** start EXTRACTED RECORDS **

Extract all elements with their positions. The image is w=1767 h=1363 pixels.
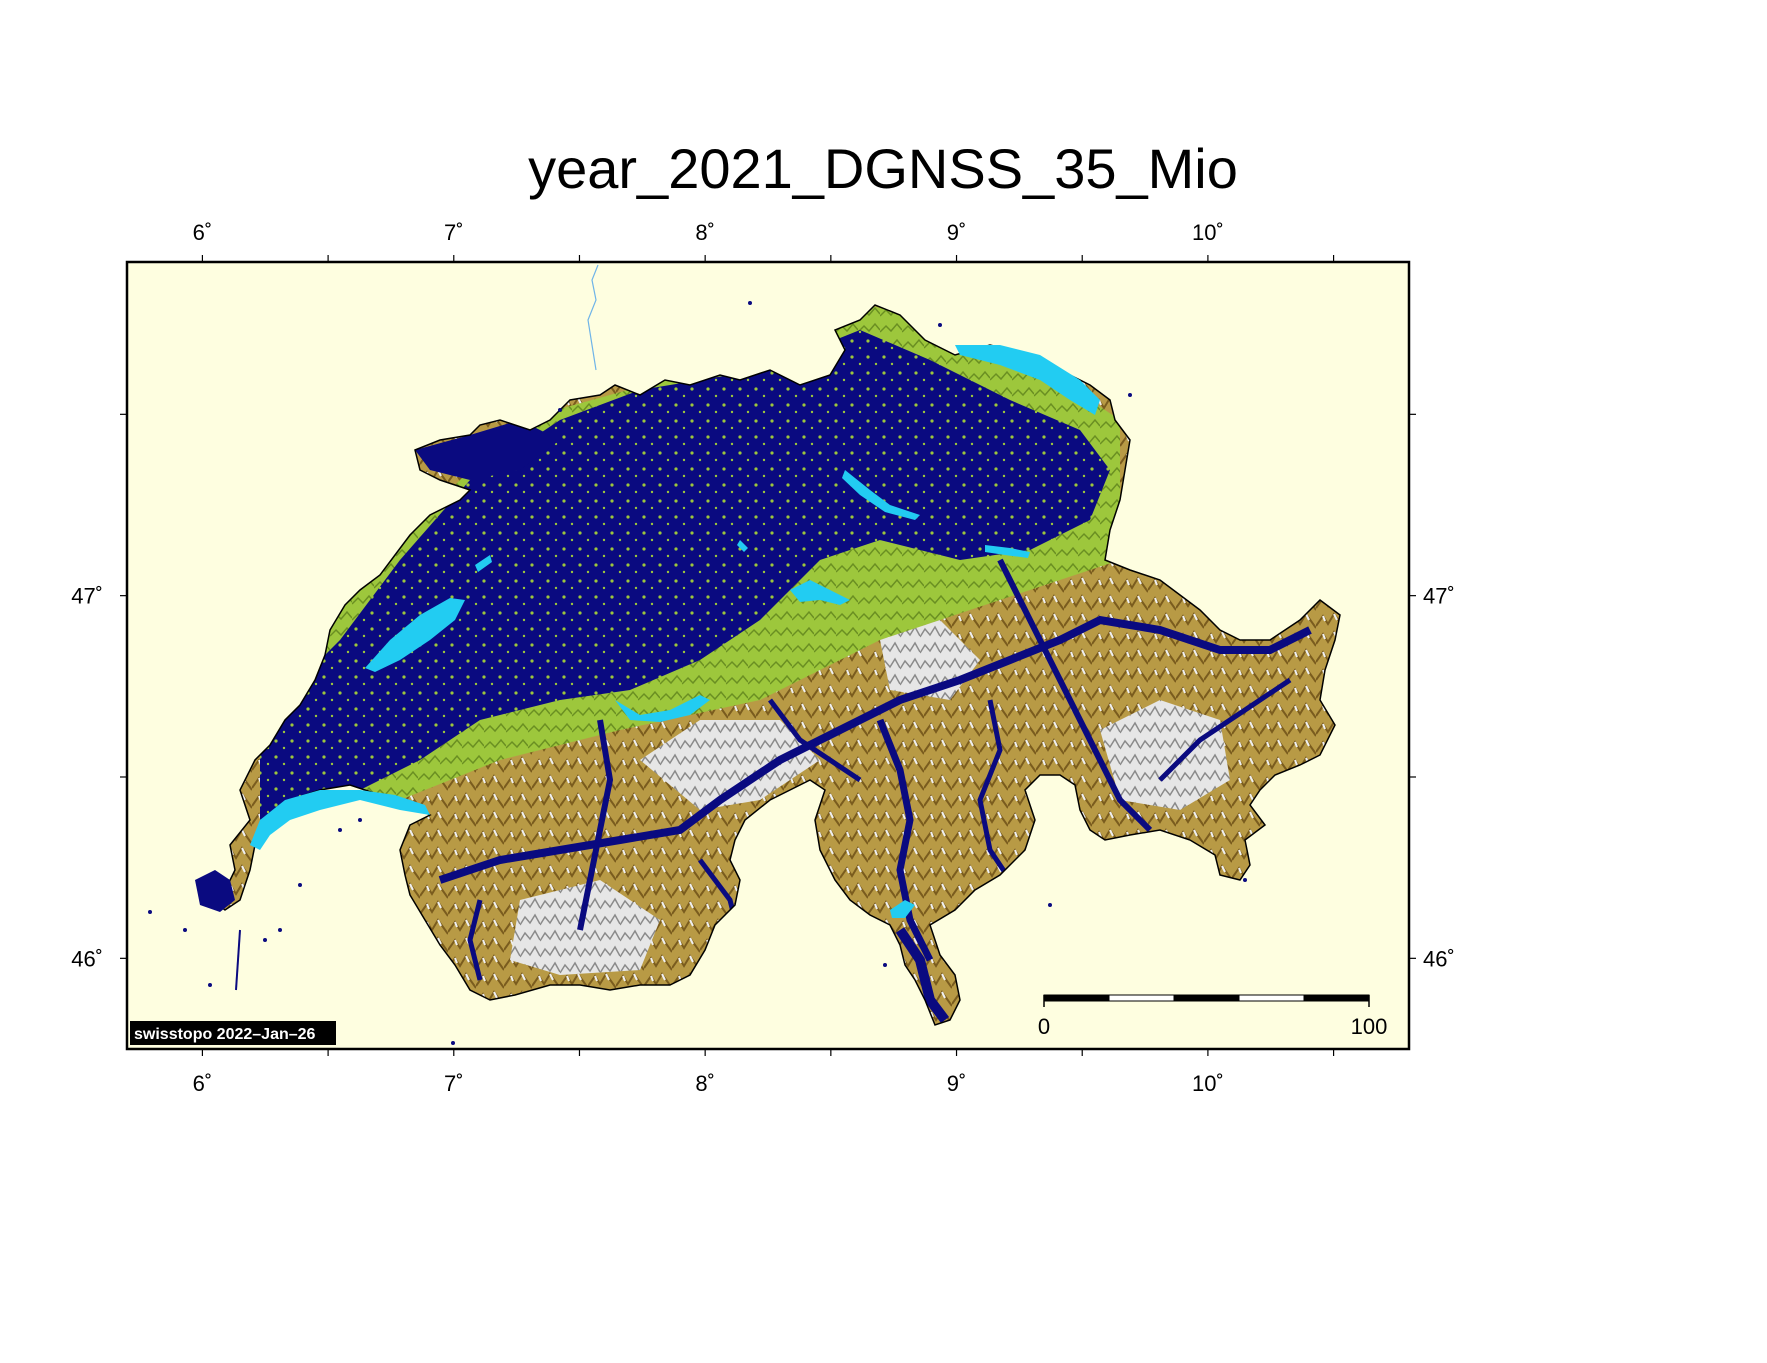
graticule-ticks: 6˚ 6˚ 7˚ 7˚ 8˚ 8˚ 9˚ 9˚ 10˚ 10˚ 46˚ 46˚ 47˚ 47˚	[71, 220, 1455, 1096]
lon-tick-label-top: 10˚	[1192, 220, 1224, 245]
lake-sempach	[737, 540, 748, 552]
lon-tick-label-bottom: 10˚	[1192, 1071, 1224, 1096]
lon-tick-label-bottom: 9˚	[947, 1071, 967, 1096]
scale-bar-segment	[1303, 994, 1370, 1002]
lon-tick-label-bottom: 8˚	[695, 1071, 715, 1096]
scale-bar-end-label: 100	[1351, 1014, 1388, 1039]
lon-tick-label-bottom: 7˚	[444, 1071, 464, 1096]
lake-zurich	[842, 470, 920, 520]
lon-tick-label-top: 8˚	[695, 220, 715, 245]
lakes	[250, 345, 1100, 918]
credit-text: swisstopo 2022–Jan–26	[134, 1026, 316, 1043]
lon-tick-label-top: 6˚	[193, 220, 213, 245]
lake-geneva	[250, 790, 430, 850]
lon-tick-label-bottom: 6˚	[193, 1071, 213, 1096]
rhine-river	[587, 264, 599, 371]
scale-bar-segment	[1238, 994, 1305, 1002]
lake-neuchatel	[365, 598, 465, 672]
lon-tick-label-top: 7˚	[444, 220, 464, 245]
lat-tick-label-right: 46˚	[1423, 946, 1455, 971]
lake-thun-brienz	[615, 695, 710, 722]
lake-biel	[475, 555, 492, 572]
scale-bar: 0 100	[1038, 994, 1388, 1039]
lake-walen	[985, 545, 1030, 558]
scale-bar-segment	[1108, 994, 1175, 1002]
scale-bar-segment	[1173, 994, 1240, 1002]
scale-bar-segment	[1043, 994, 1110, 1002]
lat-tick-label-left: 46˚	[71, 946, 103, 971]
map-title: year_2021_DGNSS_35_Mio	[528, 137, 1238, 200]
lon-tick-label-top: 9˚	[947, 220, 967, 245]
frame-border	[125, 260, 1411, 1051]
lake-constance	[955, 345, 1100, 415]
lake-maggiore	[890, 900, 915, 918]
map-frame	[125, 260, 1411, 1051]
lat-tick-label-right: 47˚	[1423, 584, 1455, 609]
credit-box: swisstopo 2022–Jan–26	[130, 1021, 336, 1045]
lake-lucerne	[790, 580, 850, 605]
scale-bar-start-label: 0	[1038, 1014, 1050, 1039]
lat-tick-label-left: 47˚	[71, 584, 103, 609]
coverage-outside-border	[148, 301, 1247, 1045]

** end EXTRACTED RECORDS **

[GIVEN TASK] Copy out every line of these records word for word, and leave the pictures out.

[PROBLEM SOLUTION]
Extract all elements with their positions. The image is w=1767 h=1363 pixels.
graticule-ticks: 6˚ 6˚ 7˚ 7˚ 8˚ 8˚ 9˚ 9˚ 10˚ 10˚ 46˚ 46˚ 47˚ 47˚	[71, 220, 1455, 1096]
lon-tick-label-top: 10˚	[1192, 220, 1224, 245]
lake-sempach	[737, 540, 748, 552]
lon-tick-label-bottom: 10˚	[1192, 1071, 1224, 1096]
lon-tick-label-bottom: 9˚	[947, 1071, 967, 1096]
scale-bar-segment	[1303, 994, 1370, 1002]
lon-tick-label-bottom: 8˚	[695, 1071, 715, 1096]
scale-bar-end-label: 100	[1351, 1014, 1388, 1039]
lon-tick-label-bottom: 7˚	[444, 1071, 464, 1096]
lake-zurich	[842, 470, 920, 520]
lon-tick-label-top: 8˚	[695, 220, 715, 245]
lakes	[250, 345, 1100, 918]
credit-text: swisstopo 2022–Jan–26	[134, 1026, 316, 1043]
lon-tick-label-top: 6˚	[193, 220, 213, 245]
lake-geneva	[250, 790, 430, 850]
lon-tick-label-bottom: 6˚	[193, 1071, 213, 1096]
rhine-river	[587, 264, 599, 371]
scale-bar-segment	[1238, 994, 1305, 1002]
lake-neuchatel	[365, 598, 465, 672]
lon-tick-label-top: 7˚	[444, 220, 464, 245]
lat-tick-label-right: 46˚	[1423, 946, 1455, 971]
lake-thun-brienz	[615, 695, 710, 722]
lake-biel	[475, 555, 492, 572]
scale-bar: 0 100	[1038, 994, 1388, 1039]
lake-walen	[985, 545, 1030, 558]
scale-bar-segment	[1108, 994, 1175, 1002]
scale-bar-segment	[1173, 994, 1240, 1002]
scale-bar-segment	[1043, 994, 1110, 1002]
lat-tick-label-left: 46˚	[71, 946, 103, 971]
map-title: year_2021_DGNSS_35_Mio	[528, 137, 1238, 200]
lon-tick-label-top: 9˚	[947, 220, 967, 245]
frame-border	[125, 260, 1411, 1051]
lake-constance	[955, 345, 1100, 415]
lake-maggiore	[890, 900, 915, 918]
map-frame	[125, 260, 1411, 1051]
lat-tick-label-right: 47˚	[1423, 584, 1455, 609]
credit-box: swisstopo 2022–Jan–26	[130, 1021, 336, 1045]
lake-lucerne	[790, 580, 850, 605]
scale-bar-start-label: 0	[1038, 1014, 1050, 1039]
lat-tick-label-left: 47˚	[71, 584, 103, 609]
coverage-outside-border	[148, 301, 1247, 1045]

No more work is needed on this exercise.